Required task
Below are the records; pull every line that includes "values".
______
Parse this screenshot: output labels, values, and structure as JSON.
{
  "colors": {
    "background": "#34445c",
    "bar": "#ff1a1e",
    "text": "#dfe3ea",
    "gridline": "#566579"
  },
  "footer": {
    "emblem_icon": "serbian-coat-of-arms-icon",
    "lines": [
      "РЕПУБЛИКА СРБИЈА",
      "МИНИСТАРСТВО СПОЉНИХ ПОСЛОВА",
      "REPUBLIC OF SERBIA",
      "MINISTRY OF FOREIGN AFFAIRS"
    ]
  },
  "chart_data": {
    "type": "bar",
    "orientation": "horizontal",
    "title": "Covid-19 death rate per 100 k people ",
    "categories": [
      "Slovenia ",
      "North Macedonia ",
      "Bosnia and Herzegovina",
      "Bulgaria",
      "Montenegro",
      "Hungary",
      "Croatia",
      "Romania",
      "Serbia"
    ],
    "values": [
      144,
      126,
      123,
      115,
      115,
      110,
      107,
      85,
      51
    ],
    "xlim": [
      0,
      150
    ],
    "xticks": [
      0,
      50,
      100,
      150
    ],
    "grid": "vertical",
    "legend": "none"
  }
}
______
Response to this exercise
Parse this screenshot: output labels, values, and structure as JSON.
    "values": [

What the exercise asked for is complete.